**Exercise directions:**
Reproduce every record below exactly as it appears.
* BEGIN Exercise materials *
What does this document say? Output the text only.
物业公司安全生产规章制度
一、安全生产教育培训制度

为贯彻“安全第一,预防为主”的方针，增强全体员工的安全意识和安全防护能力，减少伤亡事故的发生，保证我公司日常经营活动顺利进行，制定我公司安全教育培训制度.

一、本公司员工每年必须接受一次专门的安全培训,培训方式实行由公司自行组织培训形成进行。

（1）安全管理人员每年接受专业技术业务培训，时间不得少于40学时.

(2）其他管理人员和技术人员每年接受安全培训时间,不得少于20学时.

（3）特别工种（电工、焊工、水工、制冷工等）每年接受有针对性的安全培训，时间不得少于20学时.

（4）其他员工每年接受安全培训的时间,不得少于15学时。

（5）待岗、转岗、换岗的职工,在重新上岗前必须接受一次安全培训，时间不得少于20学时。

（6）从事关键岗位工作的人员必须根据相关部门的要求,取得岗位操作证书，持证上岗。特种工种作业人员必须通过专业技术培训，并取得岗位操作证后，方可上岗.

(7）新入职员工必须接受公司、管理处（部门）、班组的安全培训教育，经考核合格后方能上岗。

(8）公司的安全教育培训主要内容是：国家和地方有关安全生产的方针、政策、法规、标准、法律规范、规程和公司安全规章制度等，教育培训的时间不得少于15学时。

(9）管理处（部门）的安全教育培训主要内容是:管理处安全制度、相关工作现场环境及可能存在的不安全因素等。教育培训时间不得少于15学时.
* END Exercise materials *
**Solution:**
What does this document say? Output the text only.
物业公司安全生产规章制度
一、安全生产教育培训制度

为贯彻“安全第一,预防为主”的方针，增强全体员工的安全意识和安全防护能力，减少伤亡事故的发生，保证我公司日常经营活动顺利进行，制定我公司安全教育培训制度.

一、本公司员工每年必须接受一次专门的安全培训,培训方式实行由公司自行组织培训形成进行。

（1）安全管理人员每年接受专业技术业务培训，时间不得少于40学时.

(2）其他管理人员和技术人员每年接受安全培训时间,不得少于20学时.

（3）特别工种（电工、焊工、水工、制冷工等）每年接受有针对性的安全培训，时间不得少于20学时.

（4）其他员工每年接受安全培训的时间,不得少于15学时。

（5）待岗、转岗、换岗的职工,在重新上岗前必须接受一次安全培训，时间不得少于20学时。

（6）从事关键岗位工作的人员必须根据相关部门的要求,取得岗位操作证书，持证上岗。特种工种作业人员必须通过专业技术培训，并取得岗位操作证后，方可上岗.

(7）新入职员工必须接受公司、管理处（部门）、班组的安全培训教育，经考核合格后方能上岗。

(8）公司的安全教育培训主要内容是：国家和地方有关安全生产的方针、政策、法规、标准、法律规范、规程和公司安全规章制度等，教育培训的时间不得少于15学时。

(9）管理处（部门）的安全教育培训主要内容是:管理处安全制度、相关工作现场环境及可能存在的不安全因素等。教育培训时间不得少于15学时.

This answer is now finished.